■ What to work on
Every line below that contains "realizacja" is to be copied.

■ Given data

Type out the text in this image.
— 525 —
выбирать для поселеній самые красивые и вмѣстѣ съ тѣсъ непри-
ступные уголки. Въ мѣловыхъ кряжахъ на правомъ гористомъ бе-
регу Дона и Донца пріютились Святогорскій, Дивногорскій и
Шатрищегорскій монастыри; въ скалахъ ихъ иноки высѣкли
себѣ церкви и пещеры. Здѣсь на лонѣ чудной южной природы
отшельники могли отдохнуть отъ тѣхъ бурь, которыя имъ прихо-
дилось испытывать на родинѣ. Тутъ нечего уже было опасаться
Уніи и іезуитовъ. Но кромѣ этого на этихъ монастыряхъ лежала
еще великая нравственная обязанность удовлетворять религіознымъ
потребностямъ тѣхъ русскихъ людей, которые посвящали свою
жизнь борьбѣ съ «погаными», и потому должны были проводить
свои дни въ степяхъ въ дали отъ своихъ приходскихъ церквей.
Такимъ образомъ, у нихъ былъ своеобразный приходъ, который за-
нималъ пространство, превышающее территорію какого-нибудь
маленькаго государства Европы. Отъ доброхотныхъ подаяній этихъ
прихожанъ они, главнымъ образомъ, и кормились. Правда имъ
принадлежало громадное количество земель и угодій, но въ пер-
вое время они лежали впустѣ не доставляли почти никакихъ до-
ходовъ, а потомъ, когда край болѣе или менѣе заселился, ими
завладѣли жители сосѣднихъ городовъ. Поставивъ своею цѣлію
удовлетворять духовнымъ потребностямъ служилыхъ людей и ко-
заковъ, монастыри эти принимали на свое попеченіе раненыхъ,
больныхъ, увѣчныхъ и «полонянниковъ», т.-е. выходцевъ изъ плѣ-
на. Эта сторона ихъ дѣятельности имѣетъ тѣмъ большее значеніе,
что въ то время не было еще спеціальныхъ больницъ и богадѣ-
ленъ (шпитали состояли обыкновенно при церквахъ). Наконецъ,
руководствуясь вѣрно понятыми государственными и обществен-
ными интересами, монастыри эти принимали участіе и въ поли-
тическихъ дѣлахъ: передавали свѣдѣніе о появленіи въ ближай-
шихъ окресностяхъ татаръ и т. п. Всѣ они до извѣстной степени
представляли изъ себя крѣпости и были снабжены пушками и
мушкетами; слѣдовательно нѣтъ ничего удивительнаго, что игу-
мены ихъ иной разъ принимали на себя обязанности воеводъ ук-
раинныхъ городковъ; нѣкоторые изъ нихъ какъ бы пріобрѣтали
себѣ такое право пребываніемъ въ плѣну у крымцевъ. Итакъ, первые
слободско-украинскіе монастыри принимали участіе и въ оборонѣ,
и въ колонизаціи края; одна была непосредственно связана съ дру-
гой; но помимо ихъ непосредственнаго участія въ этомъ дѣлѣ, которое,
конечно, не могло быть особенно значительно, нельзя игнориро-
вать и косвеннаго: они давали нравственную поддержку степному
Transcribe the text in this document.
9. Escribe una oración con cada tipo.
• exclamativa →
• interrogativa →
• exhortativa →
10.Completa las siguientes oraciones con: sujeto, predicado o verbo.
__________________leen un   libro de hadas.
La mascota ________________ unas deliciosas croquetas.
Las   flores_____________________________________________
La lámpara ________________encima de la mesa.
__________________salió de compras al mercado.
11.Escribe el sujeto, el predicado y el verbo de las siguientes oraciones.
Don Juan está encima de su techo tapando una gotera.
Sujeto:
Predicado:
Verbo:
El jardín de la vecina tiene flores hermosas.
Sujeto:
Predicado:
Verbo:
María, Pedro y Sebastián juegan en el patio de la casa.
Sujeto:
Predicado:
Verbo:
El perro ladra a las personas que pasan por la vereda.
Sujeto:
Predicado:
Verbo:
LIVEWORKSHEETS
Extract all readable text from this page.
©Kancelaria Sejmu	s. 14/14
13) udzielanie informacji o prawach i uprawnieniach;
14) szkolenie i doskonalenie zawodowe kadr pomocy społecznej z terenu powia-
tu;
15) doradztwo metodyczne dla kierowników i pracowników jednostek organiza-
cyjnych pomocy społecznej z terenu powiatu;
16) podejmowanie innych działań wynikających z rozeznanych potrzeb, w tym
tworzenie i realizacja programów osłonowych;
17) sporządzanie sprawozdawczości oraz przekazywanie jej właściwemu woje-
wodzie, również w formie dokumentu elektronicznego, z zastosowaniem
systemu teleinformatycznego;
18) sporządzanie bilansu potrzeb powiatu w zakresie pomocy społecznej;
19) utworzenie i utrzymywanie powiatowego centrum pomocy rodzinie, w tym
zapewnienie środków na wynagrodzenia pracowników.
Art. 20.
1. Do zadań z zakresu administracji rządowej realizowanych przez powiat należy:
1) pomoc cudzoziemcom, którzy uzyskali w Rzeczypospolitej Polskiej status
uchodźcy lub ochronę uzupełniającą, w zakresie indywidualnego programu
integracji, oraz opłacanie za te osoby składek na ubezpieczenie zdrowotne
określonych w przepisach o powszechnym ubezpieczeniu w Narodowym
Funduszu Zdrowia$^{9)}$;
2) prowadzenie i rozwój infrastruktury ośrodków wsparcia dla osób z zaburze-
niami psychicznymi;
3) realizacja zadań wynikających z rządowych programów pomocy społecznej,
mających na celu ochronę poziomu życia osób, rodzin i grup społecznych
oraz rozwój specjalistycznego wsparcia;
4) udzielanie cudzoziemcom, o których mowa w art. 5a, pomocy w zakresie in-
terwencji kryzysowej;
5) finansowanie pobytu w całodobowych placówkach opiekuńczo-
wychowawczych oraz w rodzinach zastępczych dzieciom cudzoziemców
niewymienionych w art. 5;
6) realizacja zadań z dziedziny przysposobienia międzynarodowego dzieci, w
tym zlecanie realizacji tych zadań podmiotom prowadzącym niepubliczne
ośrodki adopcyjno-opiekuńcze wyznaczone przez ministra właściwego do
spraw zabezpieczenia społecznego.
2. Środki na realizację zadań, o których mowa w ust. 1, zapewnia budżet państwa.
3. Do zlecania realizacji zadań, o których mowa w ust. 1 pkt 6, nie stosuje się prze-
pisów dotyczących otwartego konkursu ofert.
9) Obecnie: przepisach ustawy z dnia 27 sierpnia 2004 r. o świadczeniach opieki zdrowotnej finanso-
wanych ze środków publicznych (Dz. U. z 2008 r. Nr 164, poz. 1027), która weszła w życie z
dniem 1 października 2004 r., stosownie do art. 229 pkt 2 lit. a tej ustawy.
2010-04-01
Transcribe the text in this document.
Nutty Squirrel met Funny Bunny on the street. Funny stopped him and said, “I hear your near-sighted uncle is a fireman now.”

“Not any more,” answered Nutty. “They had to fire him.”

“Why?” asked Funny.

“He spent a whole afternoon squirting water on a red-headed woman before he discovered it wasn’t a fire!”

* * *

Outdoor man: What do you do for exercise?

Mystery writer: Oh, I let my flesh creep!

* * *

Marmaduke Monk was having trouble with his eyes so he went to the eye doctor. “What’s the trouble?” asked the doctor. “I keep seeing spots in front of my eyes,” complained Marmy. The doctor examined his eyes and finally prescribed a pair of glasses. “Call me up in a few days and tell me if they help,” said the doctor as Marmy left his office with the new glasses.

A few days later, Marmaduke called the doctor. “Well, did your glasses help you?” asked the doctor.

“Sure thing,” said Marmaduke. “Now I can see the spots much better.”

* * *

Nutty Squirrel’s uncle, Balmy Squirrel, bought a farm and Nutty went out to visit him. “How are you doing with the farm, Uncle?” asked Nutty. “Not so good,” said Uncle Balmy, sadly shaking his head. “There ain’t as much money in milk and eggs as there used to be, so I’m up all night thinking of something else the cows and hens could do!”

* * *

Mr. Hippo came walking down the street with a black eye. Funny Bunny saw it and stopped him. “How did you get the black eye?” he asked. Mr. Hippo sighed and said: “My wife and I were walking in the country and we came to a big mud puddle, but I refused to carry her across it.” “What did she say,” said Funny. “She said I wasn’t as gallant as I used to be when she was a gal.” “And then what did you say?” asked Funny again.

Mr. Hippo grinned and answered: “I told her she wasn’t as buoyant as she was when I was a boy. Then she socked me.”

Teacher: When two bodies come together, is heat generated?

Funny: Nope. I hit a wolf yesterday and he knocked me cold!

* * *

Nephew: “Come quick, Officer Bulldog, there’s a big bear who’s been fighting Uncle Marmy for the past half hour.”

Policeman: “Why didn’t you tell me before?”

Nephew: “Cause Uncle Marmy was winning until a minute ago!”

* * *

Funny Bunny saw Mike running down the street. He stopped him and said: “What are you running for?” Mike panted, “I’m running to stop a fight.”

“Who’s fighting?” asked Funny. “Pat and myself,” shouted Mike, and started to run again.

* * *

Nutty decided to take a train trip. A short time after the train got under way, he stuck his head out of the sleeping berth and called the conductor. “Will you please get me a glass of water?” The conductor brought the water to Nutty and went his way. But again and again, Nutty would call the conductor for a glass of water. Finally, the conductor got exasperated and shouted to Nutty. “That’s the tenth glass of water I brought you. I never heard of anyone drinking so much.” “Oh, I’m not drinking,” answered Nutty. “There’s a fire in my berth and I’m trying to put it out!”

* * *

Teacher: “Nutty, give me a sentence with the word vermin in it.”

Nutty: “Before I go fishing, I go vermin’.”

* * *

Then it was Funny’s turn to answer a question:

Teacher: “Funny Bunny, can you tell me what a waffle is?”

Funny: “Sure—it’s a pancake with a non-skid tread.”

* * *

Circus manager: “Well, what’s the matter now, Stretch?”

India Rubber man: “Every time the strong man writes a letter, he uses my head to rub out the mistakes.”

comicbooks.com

■ Response to the task
tworzenie i realizacja programów osłonowych;
3) realizacja zadań wynikających z rządowych programów pomocy społecznej,
6) realizacja zadań z dziedziny przysposobienia międzynarodowego dzieci, w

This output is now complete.